• [DESCRIPTION OF THE TASK] Make an exact copy of the records, with the images left out.

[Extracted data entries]

——————————

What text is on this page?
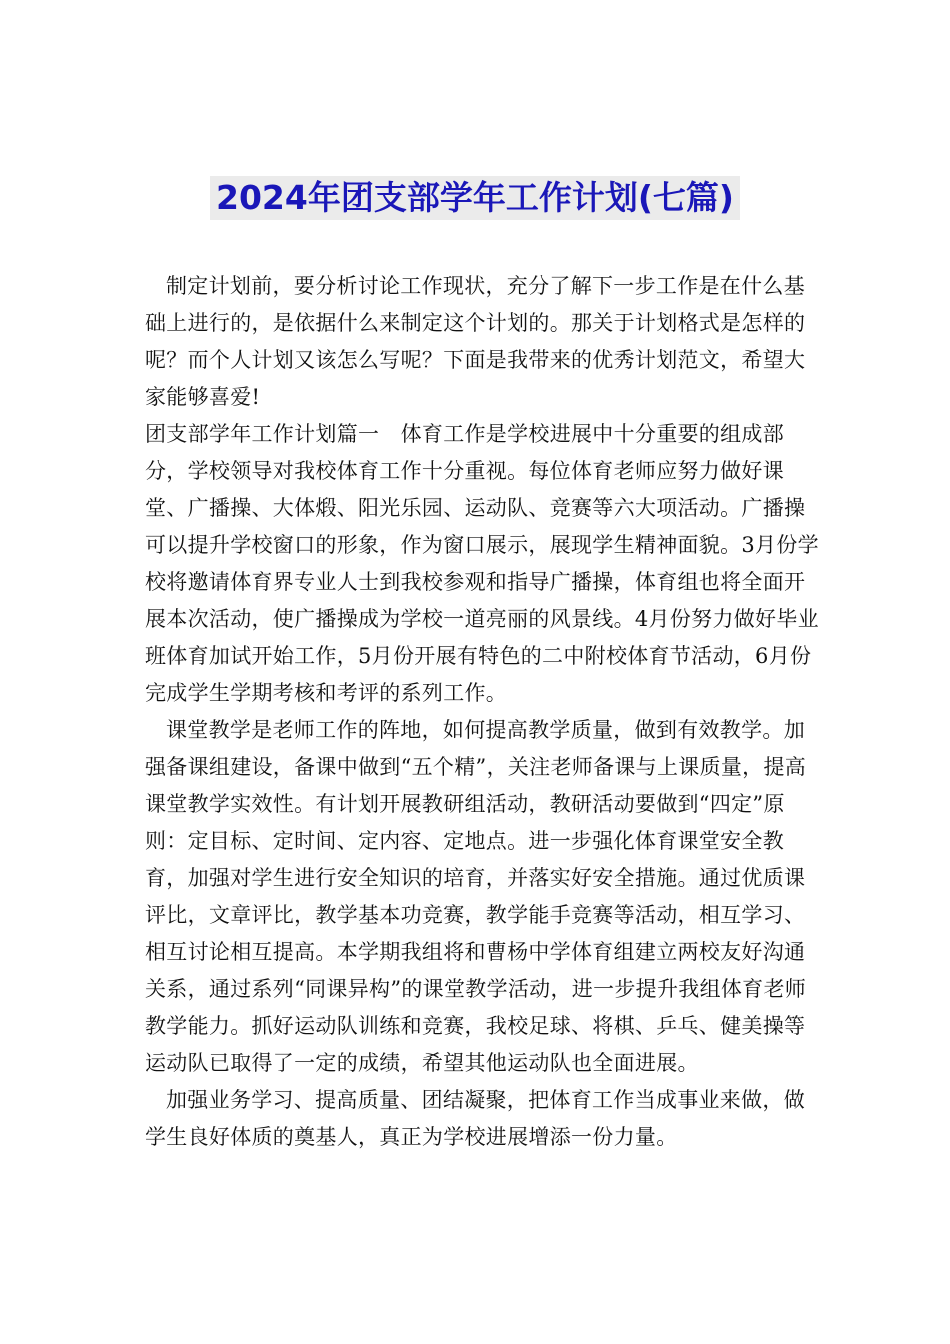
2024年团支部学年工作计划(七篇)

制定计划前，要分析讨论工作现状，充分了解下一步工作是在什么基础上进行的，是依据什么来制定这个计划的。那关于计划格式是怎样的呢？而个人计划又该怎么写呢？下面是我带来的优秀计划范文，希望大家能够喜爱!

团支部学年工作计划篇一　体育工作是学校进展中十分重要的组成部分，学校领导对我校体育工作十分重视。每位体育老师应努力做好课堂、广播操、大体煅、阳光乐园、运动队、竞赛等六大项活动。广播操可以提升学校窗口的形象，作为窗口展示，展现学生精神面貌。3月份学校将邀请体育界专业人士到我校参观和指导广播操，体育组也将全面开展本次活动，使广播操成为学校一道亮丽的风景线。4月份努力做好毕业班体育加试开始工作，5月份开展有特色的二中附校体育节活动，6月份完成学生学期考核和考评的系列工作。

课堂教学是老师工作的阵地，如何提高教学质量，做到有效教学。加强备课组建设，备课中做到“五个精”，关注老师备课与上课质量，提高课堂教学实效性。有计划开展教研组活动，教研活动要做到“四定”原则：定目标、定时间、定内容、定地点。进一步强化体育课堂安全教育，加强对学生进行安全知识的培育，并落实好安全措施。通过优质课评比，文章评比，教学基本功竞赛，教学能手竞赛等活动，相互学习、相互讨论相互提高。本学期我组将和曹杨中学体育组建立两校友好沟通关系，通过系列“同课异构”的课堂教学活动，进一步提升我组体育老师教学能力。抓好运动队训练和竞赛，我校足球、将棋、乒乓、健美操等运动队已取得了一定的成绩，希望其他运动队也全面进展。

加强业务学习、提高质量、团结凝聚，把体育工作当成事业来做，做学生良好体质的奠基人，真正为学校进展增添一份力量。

——————————

• [WRITTEN REPLY]
What text is on this page?
2024年团支部学年工作计划(七篇)

制定计划前，要分析讨论工作现状，充分了解下一步工作是在什么基础上进行的，是依据什么来制定这个计划的。那关于计划格式是怎样的呢？而个人计划又该怎么写呢？下面是我带来的优秀计划范文，希望大家能够喜爱!

团支部学年工作计划篇一　体育工作是学校进展中十分重要的组成部分，学校领导对我校体育工作十分重视。每位体育老师应努力做好课堂、广播操、大体煅、阳光乐园、运动队、竞赛等六大项活动。广播操可以提升学校窗口的形象，作为窗口展示，展现学生精神面貌。3月份学校将邀请体育界专业人士到我校参观和指导广播操，体育组也将全面开展本次活动，使广播操成为学校一道亮丽的风景线。4月份努力做好毕业班体育加试开始工作，5月份开展有特色的二中附校体育节活动，6月份完成学生学期考核和考评的系列工作。

课堂教学是老师工作的阵地，如何提高教学质量，做到有效教学。加强备课组建设，备课中做到“五个精”，关注老师备课与上课质量，提高课堂教学实效性。有计划开展教研组活动，教研活动要做到“四定”原则：定目标、定时间、定内容、定地点。进一步强化体育课堂安全教育，加强对学生进行安全知识的培育，并落实好安全措施。通过优质课评比，文章评比，教学基本功竞赛，教学能手竞赛等活动，相互学习、相互讨论相互提高。本学期我组将和曹杨中学体育组建立两校友好沟通关系，通过系列“同课异构”的课堂教学活动，进一步提升我组体育老师教学能力。抓好运动队训练和竞赛，我校足球、将棋、乒乓、健美操等运动队已取得了一定的成绩，希望其他运动队也全面进展。

加强业务学习、提高质量、团结凝聚，把体育工作当成事业来做，做学生良好体质的奠基人，真正为学校进展增添一份力量。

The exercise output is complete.